_DATA EXTRACT:_
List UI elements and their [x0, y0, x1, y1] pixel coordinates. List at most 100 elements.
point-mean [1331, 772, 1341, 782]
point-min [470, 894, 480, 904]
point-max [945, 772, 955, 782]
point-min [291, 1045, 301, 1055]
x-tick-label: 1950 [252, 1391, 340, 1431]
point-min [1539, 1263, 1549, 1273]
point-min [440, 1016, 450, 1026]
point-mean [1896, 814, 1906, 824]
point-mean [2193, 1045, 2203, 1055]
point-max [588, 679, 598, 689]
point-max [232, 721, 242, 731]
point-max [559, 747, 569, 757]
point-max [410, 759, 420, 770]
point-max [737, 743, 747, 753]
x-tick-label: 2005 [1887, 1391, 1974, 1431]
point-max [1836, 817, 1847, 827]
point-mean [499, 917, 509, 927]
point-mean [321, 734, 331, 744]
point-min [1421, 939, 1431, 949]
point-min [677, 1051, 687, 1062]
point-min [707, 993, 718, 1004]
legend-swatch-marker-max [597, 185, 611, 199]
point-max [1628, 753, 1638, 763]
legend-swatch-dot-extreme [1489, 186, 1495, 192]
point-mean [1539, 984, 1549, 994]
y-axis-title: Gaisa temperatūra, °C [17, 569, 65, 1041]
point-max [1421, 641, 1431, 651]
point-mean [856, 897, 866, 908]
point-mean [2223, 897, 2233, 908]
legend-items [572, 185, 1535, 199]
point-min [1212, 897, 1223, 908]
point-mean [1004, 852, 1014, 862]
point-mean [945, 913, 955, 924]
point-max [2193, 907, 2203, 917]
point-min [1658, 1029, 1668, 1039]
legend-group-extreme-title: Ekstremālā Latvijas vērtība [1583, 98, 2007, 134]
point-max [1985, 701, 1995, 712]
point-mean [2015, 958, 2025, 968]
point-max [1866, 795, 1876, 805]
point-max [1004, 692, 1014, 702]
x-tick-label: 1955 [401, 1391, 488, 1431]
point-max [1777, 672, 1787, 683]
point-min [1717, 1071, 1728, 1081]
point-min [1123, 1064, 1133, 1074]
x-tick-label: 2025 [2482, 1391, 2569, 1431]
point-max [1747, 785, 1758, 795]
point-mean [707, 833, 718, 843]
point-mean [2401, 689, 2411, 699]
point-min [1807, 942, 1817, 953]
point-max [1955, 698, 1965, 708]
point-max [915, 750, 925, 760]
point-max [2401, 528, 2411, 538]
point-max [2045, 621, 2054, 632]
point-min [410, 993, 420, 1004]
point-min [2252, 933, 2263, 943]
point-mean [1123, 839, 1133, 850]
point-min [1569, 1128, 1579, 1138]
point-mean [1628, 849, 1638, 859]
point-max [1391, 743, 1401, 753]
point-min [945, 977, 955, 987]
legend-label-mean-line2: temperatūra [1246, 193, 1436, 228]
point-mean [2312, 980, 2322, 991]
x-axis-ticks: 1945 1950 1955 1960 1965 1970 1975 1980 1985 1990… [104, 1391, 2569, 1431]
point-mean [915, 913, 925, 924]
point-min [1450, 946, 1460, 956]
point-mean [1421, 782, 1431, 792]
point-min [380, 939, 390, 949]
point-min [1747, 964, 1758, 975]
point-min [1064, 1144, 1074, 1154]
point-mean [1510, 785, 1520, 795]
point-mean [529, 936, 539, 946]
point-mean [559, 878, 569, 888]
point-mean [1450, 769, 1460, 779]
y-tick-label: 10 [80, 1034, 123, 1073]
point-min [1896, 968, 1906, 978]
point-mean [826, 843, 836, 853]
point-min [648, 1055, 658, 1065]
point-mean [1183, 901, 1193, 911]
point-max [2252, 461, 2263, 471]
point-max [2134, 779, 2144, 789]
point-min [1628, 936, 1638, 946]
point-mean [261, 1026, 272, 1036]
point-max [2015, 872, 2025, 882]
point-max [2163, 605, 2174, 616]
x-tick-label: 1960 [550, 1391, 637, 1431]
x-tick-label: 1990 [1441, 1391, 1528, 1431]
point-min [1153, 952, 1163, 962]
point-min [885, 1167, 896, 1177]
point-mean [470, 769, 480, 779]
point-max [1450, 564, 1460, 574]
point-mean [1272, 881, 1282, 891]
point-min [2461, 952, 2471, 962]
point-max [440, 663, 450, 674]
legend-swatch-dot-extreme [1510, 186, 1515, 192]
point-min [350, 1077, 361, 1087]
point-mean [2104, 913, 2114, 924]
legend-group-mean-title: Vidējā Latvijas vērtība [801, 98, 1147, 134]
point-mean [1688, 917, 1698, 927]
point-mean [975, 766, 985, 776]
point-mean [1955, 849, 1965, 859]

_SHORT EXERCISE:_
Render every line of the listing above as a JSON array of strings, one string per line, with blank lines omitted.

_WRITTEN RESPONSE:_
[
  "List UI elements and their [x0, y0, x1, y1] pixel coordinates. List at most 100 elements.",
  "point-mean [1331, 772, 1341, 782]",
  "point-min [470, 894, 480, 904]",
  "point-max [945, 772, 955, 782]",
  "point-min [291, 1045, 301, 1055]",
  "x-tick-label: 1950 [252, 1391, 340, 1431]",
  "point-min [1539, 1263, 1549, 1273]",
  "point-min [440, 1016, 450, 1026]",
  "point-mean [1896, 814, 1906, 824]",
  "point-mean [2193, 1045, 2203, 1055]",
  "point-max [588, 679, 598, 689]",
  "point-max [232, 721, 242, 731]",
  "point-max [559, 747, 569, 757]",
  "point-max [410, 759, 420, 770]",
  "point-max [737, 743, 747, 753]",
  "x-tick-label: 2005 [1887, 1391, 1974, 1431]",
  "point-max [1836, 817, 1847, 827]",
  "point-mean [499, 917, 509, 927]",
  "point-mean [321, 734, 331, 744]",
  "point-min [1421, 939, 1431, 949]",
  "point-min [677, 1051, 687, 1062]",
  "point-min [707, 993, 718, 1004]",
  "legend-swatch-marker-max [597, 185, 611, 199]",
  "point-max [1628, 753, 1638, 763]",
  "legend-swatch-dot-extreme [1489, 186, 1495, 192]",
  "point-mean [1539, 984, 1549, 994]",
  "y-axis-title: Gaisa temperatūra, °C [17, 569, 65, 1041]",
  "point-max [1421, 641, 1431, 651]",
  "point-mean [856, 897, 866, 908]",
  "point-mean [2223, 897, 2233, 908]",
  "legend-items [572, 185, 1535, 199]",
  "point-min [1212, 897, 1223, 908]",
  "point-mean [1004, 852, 1014, 862]",
  "point-mean [945, 913, 955, 924]",
  "point-max [2193, 907, 2203, 917]",
  "point-min [1658, 1029, 1668, 1039]",
  "legend-group-extreme-title: Ekstremālā Latvijas vērtība [1583, 98, 2007, 134]",
  "point-max [1985, 701, 1995, 712]",
  "point-mean [2015, 958, 2025, 968]",
  "point-max [1866, 795, 1876, 805]",
  "point-max [1004, 692, 1014, 702]",
  "x-tick-label: 1955 [401, 1391, 488, 1431]",
  "point-max [1777, 672, 1787, 683]",
  "point-min [1717, 1071, 1728, 1081]",
  "point-min [1123, 1064, 1133, 1074]",
  "x-tick-label: 2025 [2482, 1391, 2569, 1431]",
  "point-max [1747, 785, 1758, 795]",
  "point-mean [707, 833, 718, 843]",
  "point-mean [2401, 689, 2411, 699]",
  "point-min [1807, 942, 1817, 953]",
  "point-max [1955, 698, 1965, 708]",
  "point-max [915, 750, 925, 760]",
  "point-max [2401, 528, 2411, 538]",
  "point-max [2045, 621, 2054, 632]",
  "point-min [410, 993, 420, 1004]",
  "point-min [2252, 933, 2263, 943]",
  "point-mean [1123, 839, 1133, 850]",
  "point-min [1569, 1128, 1579, 1138]",
  "point-mean [1628, 849, 1638, 859]",
  "point-max [1391, 743, 1401, 753]",
  "point-min [945, 977, 955, 987]",
  "legend-label-mean-line2: temperatūra [1246, 193, 1436, 228]",
  "point-mean [2312, 980, 2322, 991]",
  "x-axis-ticks: 1945 1950 1955 1960 1965 1970 1975 1980 1985 1990… [104, 1391, 2569, 1431]",
  "point-mean [915, 913, 925, 924]",
  "point-min [1450, 946, 1460, 956]",
  "point-mean [1421, 782, 1431, 792]",
  "point-min [380, 939, 390, 949]",
  "point-min [1747, 964, 1758, 975]",
  "point-min [1064, 1144, 1074, 1154]",
  "point-mean [1510, 785, 1520, 795]",
  "point-mean [529, 936, 539, 946]",
  "point-mean [559, 878, 569, 888]",
  "point-mean [1450, 769, 1460, 779]",
  "y-tick-label: 10 [80, 1034, 123, 1073]",
  "point-min [1896, 968, 1906, 978]",
  "point-mean [826, 843, 836, 853]",
  "point-min [648, 1055, 658, 1065]",
  "point-mean [1183, 901, 1193, 911]",
  "point-max [2252, 461, 2263, 471]",
  "point-max [2134, 779, 2144, 789]",
  "point-min [1628, 936, 1638, 946]",
  "point-mean [261, 1026, 272, 1036]",
  "point-max [2015, 872, 2025, 882]",
  "point-max [2163, 605, 2174, 616]",
  "x-tick-label: 1960 [550, 1391, 637, 1431]",
  "x-tick-label: 1990 [1441, 1391, 1528, 1431]",
  "point-min [1153, 952, 1163, 962]",
  "point-min [885, 1167, 896, 1177]",
  "point-mean [470, 769, 480, 779]",
  "point-max [1450, 564, 1460, 574]",
  "point-mean [1272, 881, 1282, 891]",
  "point-min [2461, 952, 2471, 962]",
  "point-max [440, 663, 450, 674]",
  "legend-swatch-dot-extreme [1510, 186, 1515, 192]",
  "point-min [350, 1077, 361, 1087]",
  "point-mean [2104, 913, 2114, 924]",
  "legend-group-mean-title: Vidējā Latvijas vērtība [801, 98, 1147, 134]",
  "point-mean [1688, 917, 1698, 927]",
  "point-mean [975, 766, 985, 776]",
  "point-mean [1955, 849, 1965, 859]"
]